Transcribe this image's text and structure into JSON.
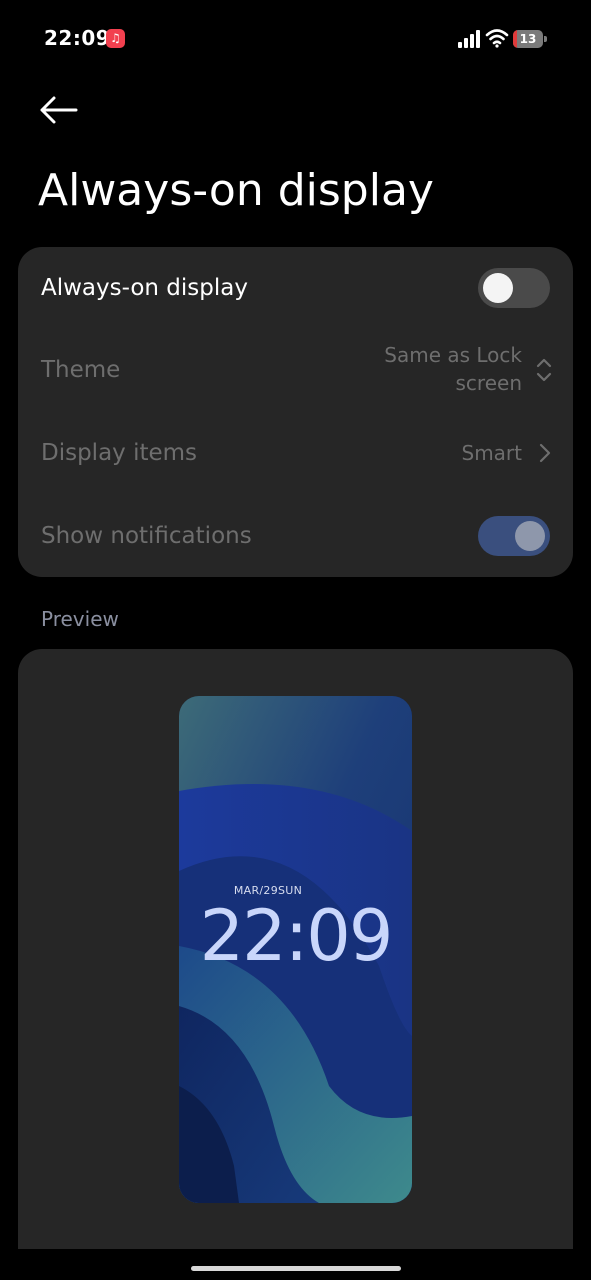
{
  "status_bar": {
    "time": "22:09",
    "notification_icon": "music-icon",
    "battery_level": "13",
    "battery_fraction": 0.13,
    "colors": {
      "music_badge": "#f2404f",
      "battery_low": "#e03a3a"
    }
  },
  "header": {
    "back_icon": "arrow-left-icon",
    "title": "Always-on display"
  },
  "settings": {
    "aod": {
      "label": "Always-on display",
      "enabled": false
    },
    "theme": {
      "label": "Theme",
      "value": "Same as Lock screen",
      "icon": "chevron-updown-icon"
    },
    "display_items": {
      "label": "Display items",
      "value": "Smart",
      "icon": "chevron-right-icon"
    },
    "notifications": {
      "label": "Show notifications",
      "enabled": true,
      "disabled_state": true
    }
  },
  "preview": {
    "label": "Preview",
    "date": "MAR/29SUN",
    "time": "22:09"
  },
  "colors": {
    "background": "#000000",
    "card": "#262626",
    "text_primary": "#ffffff",
    "text_dim": "#6e6e6e",
    "toggle_on": "#3a4f7e",
    "preview_clock": "#c9d6fb"
  }
}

## Given task
Retype all entries exactly as they appear, dropping the images.

## Expected output
Transcribe this image's text and structure into JSON.
{
  "status_bar": {
    "time": "22:09",
    "notification_icon": "music-icon",
    "battery_level": "13",
    "battery_fraction": 0.13,
    "colors": {
      "music_badge": "#f2404f",
      "battery_low": "#e03a3a"
    }
  },
  "header": {
    "back_icon": "arrow-left-icon",
    "title": "Always-on display"
  },
  "settings": {
    "aod": {
      "label": "Always-on display",
      "enabled": false
    },
    "theme": {
      "label": "Theme",
      "value": "Same as Lock screen",
      "icon": "chevron-updown-icon"
    },
    "display_items": {
      "label": "Display items",
      "value": "Smart",
      "icon": "chevron-right-icon"
    },
    "notifications": {
      "label": "Show notifications",
      "enabled": true,
      "disabled_state": true
    }
  },
  "preview": {
    "label": "Preview",
    "date": "MAR/29SUN",
    "time": "22:09"
  },
  "colors": {
    "background": "#000000",
    "card": "#262626",
    "text_primary": "#ffffff",
    "text_dim": "#6e6e6e",
    "toggle_on": "#3a4f7e",
    "preview_clock": "#c9d6fb"
  }
}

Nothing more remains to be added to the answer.